* **What the task requires**:
Only the number is wanted: how many lines contain "TradingView"?

** Begin Data for this task **

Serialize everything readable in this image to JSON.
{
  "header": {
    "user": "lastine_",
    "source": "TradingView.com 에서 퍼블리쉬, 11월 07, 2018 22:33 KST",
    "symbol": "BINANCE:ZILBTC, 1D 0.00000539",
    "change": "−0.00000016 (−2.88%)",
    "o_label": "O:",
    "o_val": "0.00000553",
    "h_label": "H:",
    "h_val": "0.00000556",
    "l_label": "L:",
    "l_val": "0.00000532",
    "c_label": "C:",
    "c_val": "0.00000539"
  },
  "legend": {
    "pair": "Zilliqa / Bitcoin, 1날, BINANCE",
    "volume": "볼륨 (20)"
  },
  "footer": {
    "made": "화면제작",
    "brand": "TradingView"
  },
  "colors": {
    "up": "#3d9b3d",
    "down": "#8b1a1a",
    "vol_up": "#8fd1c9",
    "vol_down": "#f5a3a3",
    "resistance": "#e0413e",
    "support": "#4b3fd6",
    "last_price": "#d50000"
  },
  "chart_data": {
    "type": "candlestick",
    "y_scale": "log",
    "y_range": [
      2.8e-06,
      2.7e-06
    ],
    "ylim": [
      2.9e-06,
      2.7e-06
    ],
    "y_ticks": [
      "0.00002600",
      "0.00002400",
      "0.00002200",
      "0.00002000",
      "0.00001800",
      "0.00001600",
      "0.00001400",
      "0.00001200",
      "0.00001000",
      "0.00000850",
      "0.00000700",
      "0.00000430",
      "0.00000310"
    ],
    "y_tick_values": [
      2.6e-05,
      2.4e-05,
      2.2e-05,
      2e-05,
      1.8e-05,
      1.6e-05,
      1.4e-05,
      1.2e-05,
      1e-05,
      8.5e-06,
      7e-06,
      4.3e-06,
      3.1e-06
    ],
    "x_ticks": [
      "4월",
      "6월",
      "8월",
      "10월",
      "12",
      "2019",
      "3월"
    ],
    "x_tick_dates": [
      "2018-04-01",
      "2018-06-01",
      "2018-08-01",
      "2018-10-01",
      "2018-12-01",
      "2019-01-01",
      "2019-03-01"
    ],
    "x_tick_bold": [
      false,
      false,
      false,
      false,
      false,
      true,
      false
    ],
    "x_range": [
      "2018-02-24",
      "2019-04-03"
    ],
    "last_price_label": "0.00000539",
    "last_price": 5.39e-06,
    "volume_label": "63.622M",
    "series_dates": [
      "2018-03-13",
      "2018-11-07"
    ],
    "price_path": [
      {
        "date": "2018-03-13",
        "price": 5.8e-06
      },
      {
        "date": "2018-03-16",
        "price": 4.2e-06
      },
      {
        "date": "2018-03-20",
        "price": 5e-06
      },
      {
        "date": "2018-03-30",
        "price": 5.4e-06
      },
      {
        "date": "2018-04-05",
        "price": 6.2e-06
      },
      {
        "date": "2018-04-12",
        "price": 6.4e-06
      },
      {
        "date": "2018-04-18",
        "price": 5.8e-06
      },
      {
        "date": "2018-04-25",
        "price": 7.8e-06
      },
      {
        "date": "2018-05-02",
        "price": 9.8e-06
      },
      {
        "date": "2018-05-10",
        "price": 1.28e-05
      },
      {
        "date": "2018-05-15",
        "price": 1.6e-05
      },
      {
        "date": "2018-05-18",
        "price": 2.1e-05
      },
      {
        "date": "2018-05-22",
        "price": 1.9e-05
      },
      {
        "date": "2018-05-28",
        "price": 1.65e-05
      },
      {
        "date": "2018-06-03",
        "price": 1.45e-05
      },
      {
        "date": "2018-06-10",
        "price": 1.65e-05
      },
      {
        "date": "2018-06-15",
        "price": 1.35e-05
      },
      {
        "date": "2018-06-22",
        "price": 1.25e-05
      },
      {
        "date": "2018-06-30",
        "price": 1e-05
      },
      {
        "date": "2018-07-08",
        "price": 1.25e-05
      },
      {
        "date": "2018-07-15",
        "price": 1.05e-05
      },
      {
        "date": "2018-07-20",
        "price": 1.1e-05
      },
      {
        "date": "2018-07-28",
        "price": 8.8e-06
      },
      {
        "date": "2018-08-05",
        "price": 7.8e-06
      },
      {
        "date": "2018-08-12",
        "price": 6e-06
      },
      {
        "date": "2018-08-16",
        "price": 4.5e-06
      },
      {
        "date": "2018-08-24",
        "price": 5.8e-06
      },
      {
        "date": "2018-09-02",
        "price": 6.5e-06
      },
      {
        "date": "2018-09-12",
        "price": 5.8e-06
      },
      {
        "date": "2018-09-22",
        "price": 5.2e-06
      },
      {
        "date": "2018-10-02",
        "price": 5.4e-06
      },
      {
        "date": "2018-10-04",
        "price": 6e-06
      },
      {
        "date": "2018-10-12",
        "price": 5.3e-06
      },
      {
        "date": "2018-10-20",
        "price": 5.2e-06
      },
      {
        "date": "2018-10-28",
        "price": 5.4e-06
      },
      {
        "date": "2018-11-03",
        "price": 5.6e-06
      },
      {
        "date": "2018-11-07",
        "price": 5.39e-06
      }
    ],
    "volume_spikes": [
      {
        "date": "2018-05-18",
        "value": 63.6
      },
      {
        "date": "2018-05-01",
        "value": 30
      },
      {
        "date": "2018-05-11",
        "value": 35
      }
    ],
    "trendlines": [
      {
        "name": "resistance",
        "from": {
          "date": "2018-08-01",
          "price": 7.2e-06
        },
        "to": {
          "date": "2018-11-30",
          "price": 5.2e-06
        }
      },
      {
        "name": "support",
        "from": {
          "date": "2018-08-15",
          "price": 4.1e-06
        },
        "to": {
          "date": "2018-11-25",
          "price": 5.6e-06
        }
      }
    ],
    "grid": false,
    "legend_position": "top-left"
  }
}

** End Data for this task **

* **Reply**:
2